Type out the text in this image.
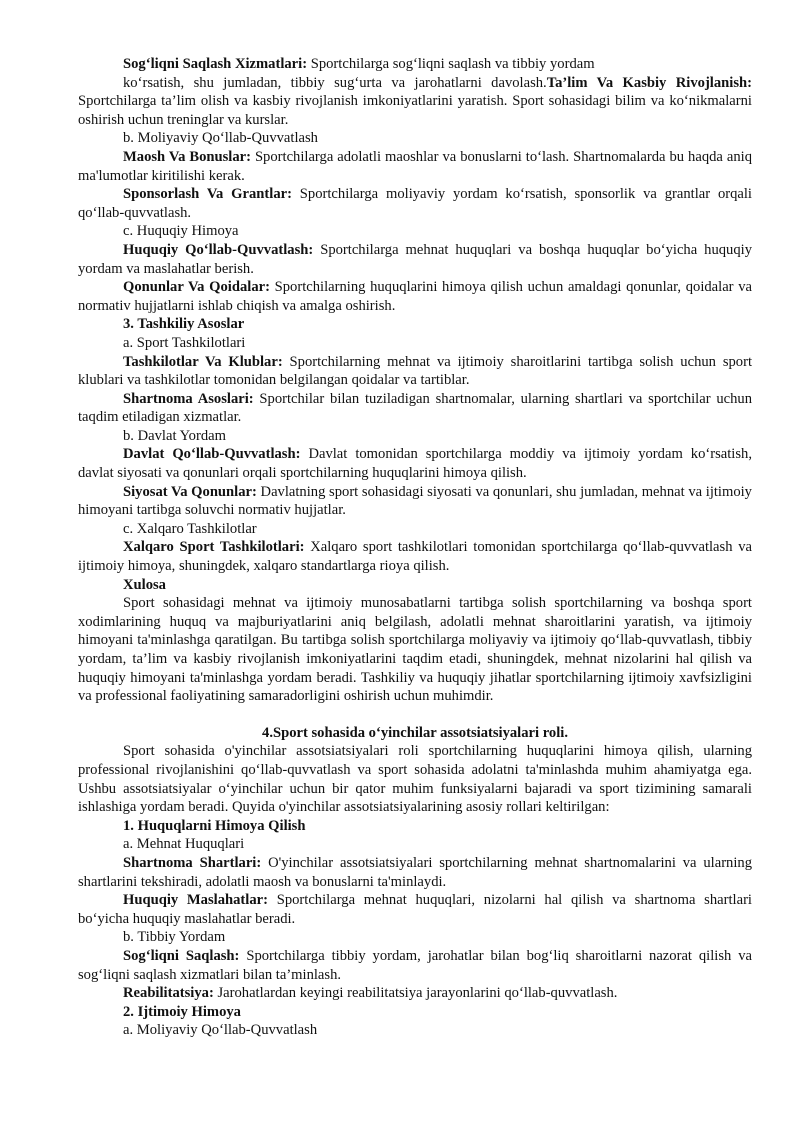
Sog‘liqni Saqlash Xizmatlari: Sportchilarga sog‘liqni saqlash va tibbiy yordam

ko‘rsatish, shu jumladan, tibbiy sug‘urta va jarohatlarni davolash.Ta’lim Va Kasbiy Rivojlanish: Sportchilarga ta’lim olish va kasbiy rivojlanish imkoniyatlarini yaratish. Sport sohasidagi bilim va ko‘nikmalarni oshirish uchun treninglar va kurslar.

b. Moliyaviy Qo‘llab-Quvvatlash

Maosh Va Bonuslar: Sportchilarga adolatli maoshlar va bonuslarni to‘lash. Shartnomalarda bu haqda aniq ma'lumotlar kiritilishi kerak.

Sponsorlash Va Grantlar: Sportchilarga moliyaviy yordam ko‘rsatish, sponsorlik va grantlar orqali qo‘llab-quvvatlash.

c. Huquqiy Himoya

Huquqiy Qo‘llab-Quvvatlash: Sportchilarga mehnat huquqlari va boshqa huquqlar bo‘yicha huquqiy yordam va maslahatlar berish.

Qonunlar Va Qoidalar: Sportchilarning huquqlarini himoya qilish uchun amaldagi qonunlar, qoidalar va normativ hujjatlarni ishlab chiqish va amalga oshirish.

3. Tashkiliy Asoslar

a. Sport Tashkilotlari

Tashkilotlar Va Klublar: Sportchilarning mehnat va ijtimoiy sharoitlarini tartibga solish uchun sport klublari va tashkilotlar tomonidan belgilangan qoidalar va tartiblar.

Shartnoma Asoslari: Sportchilar bilan tuziladigan shartnomalar, ularning shartlari va sportchilar uchun taqdim etiladigan xizmatlar.

b. Davlat Yordam

Davlat Qo‘llab-Quvvatlash: Davlat tomonidan sportchilarga moddiy va ijtimoiy yordam ko‘rsatish, davlat siyosati va qonunlari orqali sportchilarning huquqlarini himoya qilish.

Siyosat Va Qonunlar: Davlatning sport sohasidagi siyosati va qonunlari, shu jumladan, mehnat va ijtimoiy himoyani tartibga soluvchi normativ hujjatlar.

c. Xalqaro Tashkilotlar

Xalqaro Sport Tashkilotlari: Xalqaro sport tashkilotlari tomonidan sportchilarga qo‘llab-quvvatlash va ijtimoiy himoya, shuningdek, xalqaro standartlarga rioya qilish.

Xulosa

Sport sohasidagi mehnat va ijtimoiy munosabatlarni tartibga solish sportchilarning va boshqa sport xodimlarining huquq va majburiyatlarini aniq belgilash, adolatli mehnat sharoitlarini yaratish, va ijtimoiy himoyani ta'minlashga qaratilgan. Bu tartibga solish sportchilarga moliyaviy va ijtimoiy qo‘llab-quvvatlash, tibbiy yordam, ta’lim va kasbiy rivojlanish imkoniyatlarini taqdim etadi, shuningdek, mehnat nizolarini hal qilish va huquqiy himoyani ta'minlashga yordam beradi. Tashkiliy va huquqiy jihatlar sportchilarning ijtimoiy xavfsizligini va professional faoliyatining samaradorligini oshirish uchun muhimdir.

4.Sport sohasida o‘yinchilar assotsiatsiyalari roli.

Sport sohasida o'yinchilar assotsiatsiyalari roli sportchilarning huquqlarini himoya qilish, ularning professional rivojlanishini qo‘llab-quvvatlash va sport sohasida adolatni ta'minlashda muhim ahamiyatga ega. Ushbu assotsiatsiyalar o‘yinchilar uchun bir qator muhim funksiyalarni bajaradi va sport tizimining samarali ishlashiga yordam beradi. Quyida o'yinchilar assotsiatsiyalarining asosiy rollari keltirilgan:

1. Huquqlarni Himoya Qilish

a. Mehnat Huquqlari

Shartnoma Shartlari: O'yinchilar assotsiatsiyalari sportchilarning mehnat shartnomalarini va ularning shartlarini tekshiradi, adolatli maosh va bonuslarni ta'minlaydi.

Huquqiy Maslahatlar: Sportchilarga mehnat huquqlari, nizolarni hal qilish va shartnoma shartlari bo‘yicha huquqiy maslahatlar beradi.

b. Tibbiy Yordam

Sog‘liqni Saqlash: Sportchilarga tibbiy yordam, jarohatlar bilan bog‘liq sharoitlarni nazorat qilish va sog‘liqni saqlash xizmatlari bilan ta’minlash.

Reabilitatsiya: Jarohatlardan keyingi reabilitatsiya jarayonlarini qo‘llab-quvvatlash.

2. Ijtimoiy Himoya

a. Moliyaviy Qo‘llab-Quvvatlash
_ _ _ _ _ _ _
> [Set exercise] Give only the number of lines in the data that include the string "jumladan".

> [Complete output] 2